** Begin **
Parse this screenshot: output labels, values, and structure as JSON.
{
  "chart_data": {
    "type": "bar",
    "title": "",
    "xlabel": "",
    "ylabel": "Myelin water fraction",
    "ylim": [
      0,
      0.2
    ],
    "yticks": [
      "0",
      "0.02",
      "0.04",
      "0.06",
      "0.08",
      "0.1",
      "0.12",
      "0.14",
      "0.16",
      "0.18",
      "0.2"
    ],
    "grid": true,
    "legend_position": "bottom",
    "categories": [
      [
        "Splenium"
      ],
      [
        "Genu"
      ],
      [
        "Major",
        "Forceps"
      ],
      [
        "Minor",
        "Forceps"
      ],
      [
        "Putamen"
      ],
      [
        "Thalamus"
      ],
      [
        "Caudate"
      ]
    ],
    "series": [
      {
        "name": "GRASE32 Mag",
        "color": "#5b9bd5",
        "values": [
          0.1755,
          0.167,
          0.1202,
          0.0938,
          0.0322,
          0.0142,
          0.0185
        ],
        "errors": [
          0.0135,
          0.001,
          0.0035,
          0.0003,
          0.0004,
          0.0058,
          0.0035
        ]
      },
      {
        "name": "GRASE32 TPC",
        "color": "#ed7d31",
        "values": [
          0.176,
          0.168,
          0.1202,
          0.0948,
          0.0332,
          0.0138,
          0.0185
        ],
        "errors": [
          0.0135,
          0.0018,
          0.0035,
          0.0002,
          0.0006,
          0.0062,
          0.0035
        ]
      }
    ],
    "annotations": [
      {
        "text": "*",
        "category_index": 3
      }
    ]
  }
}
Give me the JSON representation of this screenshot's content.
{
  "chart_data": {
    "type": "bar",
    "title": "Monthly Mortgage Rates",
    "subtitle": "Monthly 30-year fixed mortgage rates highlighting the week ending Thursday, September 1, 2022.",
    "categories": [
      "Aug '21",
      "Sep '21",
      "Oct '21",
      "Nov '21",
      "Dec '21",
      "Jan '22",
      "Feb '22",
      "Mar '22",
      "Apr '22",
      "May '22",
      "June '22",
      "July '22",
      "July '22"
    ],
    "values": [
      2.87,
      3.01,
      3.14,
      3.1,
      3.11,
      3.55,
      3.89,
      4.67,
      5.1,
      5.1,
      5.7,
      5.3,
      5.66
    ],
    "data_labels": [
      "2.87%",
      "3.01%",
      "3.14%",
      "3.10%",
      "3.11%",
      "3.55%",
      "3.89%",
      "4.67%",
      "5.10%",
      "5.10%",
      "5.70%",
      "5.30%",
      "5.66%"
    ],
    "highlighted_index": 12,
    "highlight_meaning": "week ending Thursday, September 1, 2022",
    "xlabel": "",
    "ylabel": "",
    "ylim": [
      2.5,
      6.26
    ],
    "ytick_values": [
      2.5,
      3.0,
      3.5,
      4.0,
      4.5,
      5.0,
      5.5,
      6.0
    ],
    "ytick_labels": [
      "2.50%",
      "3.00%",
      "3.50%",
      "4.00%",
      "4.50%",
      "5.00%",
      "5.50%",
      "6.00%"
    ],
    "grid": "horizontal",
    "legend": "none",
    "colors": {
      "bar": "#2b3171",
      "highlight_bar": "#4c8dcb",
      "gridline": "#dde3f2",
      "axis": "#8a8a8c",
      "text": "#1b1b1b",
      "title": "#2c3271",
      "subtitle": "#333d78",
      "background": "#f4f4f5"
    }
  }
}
** End **
*What needs to be done*
In the entries above, identify every line with the word "Monthly". Copy those lines.

*Task result*
    "title": "Monthly Mortgage Rates",
    "subtitle": "Monthly 30-year fixed mortgage rates highlighting the week ending Thursday, September 1, 2022.",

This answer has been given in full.